■ REQUIRED TASK:
Give the number of lines containing "Beauchamp" in this listing, with no other words.

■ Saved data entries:
######

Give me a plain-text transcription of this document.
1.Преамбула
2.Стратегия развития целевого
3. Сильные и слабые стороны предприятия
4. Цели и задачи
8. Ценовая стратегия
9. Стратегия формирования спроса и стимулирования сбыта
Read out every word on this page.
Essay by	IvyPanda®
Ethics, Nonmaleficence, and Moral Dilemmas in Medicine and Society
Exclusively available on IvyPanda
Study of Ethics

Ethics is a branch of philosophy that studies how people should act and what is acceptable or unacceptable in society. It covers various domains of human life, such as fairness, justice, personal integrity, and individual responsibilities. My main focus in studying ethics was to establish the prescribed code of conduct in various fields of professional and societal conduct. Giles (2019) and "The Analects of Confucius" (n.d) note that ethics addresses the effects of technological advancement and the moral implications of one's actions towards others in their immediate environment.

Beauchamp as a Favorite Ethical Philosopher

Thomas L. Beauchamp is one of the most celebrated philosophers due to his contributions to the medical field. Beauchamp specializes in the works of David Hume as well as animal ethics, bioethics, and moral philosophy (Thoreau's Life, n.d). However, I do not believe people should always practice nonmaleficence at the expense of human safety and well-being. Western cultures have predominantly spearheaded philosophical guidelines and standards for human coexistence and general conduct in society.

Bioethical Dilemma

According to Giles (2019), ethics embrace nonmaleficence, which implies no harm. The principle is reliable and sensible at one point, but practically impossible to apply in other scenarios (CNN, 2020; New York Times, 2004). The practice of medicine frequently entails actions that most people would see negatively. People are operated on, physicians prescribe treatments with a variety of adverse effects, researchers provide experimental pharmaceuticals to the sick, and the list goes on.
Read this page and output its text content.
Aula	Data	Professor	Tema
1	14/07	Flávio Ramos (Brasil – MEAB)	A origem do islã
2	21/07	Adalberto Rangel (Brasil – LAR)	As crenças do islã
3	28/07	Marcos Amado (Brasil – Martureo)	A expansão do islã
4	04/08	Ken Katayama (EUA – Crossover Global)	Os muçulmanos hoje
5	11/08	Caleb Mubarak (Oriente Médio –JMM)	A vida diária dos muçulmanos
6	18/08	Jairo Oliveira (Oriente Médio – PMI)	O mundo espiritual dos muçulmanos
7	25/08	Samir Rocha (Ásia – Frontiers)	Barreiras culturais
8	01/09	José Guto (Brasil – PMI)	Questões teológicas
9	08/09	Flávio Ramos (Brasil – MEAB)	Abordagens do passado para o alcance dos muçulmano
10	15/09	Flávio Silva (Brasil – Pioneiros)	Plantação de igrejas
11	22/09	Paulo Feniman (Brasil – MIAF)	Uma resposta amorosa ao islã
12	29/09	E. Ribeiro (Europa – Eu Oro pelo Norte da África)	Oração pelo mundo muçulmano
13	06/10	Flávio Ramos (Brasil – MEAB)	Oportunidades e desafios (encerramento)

######

■ TASK RESULT:
2